◆ **Written task**:
Scan the entries below. List each line with "Участки".

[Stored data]
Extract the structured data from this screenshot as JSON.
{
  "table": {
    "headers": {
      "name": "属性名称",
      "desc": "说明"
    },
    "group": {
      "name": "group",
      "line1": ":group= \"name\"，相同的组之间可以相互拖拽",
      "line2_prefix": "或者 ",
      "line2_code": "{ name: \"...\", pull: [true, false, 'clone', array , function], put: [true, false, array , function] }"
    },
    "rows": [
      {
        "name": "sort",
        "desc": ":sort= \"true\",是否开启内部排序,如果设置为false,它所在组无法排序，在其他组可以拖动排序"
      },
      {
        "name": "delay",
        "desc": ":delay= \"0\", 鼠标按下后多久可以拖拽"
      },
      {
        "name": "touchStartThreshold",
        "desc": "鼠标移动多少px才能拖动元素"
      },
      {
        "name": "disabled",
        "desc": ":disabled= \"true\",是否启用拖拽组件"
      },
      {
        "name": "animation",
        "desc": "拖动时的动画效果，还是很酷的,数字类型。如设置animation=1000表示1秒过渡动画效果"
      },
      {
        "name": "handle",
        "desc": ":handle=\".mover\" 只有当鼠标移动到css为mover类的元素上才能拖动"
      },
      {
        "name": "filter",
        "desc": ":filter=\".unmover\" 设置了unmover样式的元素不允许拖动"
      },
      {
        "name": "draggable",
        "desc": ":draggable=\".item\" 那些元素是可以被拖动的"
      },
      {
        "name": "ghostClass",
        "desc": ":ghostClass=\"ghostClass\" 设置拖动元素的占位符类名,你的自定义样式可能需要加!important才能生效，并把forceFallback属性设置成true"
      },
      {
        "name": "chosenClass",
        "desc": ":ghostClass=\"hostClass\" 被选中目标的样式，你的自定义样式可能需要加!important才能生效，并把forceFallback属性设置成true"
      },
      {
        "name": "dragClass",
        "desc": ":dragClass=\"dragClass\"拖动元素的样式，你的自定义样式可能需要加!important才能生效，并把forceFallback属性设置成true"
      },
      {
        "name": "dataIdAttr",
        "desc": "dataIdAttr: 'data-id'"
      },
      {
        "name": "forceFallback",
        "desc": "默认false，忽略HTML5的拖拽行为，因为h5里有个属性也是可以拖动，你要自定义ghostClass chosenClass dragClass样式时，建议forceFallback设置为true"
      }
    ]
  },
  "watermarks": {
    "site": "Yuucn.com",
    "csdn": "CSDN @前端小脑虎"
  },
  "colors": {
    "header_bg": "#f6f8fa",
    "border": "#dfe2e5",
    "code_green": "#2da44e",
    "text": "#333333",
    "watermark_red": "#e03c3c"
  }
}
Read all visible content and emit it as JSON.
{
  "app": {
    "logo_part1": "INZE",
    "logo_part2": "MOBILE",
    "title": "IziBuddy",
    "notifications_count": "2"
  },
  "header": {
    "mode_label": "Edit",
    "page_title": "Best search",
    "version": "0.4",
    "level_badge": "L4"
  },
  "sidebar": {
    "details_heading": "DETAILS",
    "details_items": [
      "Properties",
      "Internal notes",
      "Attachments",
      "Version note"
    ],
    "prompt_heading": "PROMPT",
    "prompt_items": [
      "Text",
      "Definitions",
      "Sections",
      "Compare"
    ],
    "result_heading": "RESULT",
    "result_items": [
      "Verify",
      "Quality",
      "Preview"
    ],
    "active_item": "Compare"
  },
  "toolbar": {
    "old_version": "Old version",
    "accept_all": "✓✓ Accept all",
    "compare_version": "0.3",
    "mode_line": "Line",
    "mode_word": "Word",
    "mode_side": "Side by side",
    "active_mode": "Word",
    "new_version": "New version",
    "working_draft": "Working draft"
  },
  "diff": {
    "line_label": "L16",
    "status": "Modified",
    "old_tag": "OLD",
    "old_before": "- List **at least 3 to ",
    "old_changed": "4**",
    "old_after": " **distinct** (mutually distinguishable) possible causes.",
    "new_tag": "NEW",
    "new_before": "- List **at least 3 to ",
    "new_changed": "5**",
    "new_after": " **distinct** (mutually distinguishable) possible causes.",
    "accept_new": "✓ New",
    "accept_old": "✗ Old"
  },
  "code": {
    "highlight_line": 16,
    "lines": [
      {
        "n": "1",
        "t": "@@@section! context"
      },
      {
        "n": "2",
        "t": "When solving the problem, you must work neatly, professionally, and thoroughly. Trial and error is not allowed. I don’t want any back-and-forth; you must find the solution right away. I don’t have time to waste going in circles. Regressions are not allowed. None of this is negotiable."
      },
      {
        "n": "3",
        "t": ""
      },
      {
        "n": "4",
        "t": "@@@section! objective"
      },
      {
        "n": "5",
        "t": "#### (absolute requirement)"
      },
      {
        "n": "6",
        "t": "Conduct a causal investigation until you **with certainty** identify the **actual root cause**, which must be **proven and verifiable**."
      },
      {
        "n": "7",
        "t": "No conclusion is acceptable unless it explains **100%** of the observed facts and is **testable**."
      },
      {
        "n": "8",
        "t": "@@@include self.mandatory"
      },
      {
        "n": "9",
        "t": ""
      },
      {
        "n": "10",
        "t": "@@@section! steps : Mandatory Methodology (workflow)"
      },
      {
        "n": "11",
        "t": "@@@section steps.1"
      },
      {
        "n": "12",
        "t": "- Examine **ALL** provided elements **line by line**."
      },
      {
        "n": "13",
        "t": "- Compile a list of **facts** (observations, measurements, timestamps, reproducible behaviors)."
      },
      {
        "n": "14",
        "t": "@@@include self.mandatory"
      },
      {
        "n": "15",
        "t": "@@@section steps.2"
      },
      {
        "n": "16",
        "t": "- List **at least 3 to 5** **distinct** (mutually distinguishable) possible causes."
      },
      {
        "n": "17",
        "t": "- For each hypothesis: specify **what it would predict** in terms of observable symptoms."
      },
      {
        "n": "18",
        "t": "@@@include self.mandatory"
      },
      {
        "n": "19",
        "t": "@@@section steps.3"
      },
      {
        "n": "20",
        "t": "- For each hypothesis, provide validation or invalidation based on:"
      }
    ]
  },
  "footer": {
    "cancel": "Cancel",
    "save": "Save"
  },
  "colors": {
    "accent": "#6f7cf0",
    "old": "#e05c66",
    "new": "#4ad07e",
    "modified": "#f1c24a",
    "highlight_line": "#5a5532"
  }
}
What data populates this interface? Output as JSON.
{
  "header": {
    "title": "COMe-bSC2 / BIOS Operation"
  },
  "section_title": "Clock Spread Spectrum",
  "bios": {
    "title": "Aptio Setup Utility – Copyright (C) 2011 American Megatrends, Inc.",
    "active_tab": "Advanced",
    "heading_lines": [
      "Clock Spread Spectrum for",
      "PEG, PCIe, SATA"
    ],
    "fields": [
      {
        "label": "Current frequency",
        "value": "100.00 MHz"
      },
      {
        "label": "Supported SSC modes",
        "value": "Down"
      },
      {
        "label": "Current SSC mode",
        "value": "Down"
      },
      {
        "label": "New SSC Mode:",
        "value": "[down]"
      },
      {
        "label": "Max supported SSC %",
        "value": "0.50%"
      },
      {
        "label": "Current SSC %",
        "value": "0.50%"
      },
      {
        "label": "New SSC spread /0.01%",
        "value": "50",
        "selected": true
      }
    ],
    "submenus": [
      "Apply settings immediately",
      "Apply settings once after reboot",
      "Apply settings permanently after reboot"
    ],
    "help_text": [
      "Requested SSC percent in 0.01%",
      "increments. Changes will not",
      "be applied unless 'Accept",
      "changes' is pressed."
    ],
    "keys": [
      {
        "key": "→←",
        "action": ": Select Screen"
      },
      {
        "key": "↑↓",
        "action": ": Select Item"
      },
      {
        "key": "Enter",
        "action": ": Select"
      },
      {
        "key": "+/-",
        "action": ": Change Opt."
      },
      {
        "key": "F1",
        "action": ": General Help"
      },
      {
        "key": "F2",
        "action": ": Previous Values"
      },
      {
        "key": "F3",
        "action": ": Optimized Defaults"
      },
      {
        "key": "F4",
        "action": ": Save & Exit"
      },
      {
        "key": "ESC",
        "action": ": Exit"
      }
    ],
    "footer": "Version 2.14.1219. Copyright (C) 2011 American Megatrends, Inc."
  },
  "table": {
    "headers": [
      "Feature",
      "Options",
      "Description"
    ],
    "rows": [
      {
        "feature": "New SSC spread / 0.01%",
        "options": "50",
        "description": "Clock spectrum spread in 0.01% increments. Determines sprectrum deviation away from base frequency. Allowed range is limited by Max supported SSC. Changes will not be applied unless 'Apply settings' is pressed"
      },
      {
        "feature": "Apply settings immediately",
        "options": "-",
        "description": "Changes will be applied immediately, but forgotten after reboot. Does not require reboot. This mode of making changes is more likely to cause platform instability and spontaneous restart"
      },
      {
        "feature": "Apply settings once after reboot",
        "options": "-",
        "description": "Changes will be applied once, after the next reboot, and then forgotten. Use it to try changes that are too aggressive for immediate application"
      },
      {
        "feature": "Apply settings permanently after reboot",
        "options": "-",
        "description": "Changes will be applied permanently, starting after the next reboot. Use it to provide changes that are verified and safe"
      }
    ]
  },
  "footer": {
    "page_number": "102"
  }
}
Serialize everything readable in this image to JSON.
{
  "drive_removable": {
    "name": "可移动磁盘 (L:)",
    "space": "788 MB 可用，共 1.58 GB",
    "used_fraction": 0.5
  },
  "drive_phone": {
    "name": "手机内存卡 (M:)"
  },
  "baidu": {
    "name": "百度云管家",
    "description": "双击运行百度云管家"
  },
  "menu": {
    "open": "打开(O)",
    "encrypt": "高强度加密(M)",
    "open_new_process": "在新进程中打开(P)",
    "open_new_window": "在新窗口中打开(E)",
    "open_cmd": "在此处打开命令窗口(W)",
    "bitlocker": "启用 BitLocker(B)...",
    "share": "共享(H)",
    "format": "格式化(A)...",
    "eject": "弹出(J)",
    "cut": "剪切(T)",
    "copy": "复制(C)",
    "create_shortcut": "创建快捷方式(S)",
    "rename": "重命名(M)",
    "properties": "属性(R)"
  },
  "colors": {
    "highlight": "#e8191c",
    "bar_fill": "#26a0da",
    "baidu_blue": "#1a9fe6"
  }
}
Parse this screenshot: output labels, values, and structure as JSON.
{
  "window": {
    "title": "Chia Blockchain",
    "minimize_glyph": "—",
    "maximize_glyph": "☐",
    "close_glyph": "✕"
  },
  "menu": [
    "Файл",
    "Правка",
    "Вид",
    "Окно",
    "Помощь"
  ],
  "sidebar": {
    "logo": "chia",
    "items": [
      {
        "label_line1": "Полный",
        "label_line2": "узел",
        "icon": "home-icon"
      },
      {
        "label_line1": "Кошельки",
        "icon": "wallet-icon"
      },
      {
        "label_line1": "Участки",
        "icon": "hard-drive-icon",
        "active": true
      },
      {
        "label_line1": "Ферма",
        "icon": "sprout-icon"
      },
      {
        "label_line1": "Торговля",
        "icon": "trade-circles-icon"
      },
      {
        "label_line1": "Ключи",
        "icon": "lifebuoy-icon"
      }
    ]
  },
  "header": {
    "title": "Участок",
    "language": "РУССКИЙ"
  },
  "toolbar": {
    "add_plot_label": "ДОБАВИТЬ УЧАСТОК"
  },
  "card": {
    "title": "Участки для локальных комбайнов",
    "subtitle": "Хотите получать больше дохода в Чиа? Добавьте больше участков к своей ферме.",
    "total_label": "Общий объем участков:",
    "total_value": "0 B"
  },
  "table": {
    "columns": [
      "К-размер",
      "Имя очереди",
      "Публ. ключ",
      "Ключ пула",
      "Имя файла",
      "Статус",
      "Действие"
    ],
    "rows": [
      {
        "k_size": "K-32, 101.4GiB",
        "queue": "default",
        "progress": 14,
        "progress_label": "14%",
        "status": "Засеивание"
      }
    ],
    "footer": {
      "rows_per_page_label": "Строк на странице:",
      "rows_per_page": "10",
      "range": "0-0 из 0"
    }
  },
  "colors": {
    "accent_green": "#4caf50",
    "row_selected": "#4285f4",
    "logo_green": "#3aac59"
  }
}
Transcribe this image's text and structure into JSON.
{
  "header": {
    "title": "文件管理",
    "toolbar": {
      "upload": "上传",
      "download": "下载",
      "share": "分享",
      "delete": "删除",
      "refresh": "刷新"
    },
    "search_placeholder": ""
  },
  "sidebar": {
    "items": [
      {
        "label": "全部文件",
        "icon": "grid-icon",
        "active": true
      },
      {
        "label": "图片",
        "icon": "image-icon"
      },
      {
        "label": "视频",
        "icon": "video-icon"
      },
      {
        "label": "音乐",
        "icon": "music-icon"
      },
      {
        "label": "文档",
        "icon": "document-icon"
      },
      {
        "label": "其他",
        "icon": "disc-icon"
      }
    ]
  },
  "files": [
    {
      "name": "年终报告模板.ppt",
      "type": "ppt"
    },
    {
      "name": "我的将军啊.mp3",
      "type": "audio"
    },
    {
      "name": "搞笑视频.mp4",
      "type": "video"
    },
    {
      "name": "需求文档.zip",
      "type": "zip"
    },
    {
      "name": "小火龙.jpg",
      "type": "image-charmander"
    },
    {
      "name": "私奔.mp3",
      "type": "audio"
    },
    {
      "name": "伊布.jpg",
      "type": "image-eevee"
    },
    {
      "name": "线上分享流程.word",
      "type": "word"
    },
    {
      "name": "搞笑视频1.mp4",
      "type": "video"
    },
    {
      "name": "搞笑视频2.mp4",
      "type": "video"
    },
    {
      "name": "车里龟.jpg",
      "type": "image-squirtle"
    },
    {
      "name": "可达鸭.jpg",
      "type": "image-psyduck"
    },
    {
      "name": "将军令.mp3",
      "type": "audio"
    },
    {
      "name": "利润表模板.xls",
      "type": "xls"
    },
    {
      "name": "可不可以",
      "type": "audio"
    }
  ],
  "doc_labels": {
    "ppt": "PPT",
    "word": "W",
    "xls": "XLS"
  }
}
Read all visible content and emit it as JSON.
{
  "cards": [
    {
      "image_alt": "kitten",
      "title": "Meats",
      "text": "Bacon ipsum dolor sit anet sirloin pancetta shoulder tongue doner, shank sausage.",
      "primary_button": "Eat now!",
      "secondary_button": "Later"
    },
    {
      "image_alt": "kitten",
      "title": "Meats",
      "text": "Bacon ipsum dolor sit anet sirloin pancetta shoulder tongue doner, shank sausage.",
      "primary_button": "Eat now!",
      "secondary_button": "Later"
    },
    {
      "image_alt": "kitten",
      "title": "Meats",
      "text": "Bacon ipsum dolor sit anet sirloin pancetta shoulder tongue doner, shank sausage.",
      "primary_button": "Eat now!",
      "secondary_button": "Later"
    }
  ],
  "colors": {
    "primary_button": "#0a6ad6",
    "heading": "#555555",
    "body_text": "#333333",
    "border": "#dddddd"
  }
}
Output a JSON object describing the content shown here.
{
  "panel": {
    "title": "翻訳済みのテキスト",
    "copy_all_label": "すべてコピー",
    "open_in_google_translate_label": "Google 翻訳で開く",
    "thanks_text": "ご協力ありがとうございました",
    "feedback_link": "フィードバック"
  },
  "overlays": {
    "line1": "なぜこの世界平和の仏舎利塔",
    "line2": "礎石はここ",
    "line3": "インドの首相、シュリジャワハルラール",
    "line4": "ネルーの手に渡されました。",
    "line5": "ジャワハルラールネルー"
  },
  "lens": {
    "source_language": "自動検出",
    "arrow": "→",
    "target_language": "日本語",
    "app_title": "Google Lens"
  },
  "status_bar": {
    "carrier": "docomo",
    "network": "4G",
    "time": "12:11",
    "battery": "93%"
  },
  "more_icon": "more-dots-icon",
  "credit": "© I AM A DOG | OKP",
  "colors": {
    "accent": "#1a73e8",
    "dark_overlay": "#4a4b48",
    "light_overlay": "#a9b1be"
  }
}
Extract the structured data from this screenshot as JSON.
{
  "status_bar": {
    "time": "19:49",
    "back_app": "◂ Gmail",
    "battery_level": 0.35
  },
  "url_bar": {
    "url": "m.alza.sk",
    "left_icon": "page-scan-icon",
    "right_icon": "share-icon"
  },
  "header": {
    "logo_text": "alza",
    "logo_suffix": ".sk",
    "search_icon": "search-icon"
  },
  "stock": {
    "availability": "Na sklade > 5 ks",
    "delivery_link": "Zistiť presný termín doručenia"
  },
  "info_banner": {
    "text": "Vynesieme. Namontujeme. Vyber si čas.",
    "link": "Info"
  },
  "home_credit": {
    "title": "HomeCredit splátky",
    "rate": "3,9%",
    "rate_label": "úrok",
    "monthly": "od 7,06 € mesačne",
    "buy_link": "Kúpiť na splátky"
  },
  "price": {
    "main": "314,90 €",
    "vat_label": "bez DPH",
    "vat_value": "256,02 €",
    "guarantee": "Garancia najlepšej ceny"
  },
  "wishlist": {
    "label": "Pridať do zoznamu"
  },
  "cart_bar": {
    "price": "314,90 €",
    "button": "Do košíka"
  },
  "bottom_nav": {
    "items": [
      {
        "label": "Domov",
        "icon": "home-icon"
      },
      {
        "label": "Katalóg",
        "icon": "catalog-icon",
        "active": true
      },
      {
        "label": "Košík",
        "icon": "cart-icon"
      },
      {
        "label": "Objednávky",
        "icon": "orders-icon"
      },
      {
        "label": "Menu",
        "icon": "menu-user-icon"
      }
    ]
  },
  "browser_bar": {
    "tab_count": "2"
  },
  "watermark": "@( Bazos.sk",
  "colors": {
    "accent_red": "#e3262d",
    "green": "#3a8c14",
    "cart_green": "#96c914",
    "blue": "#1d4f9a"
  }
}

◆ **Solution for this exercise**:
        "label_line1": "Участки",
    "title": "Участки для локальных комбайнов",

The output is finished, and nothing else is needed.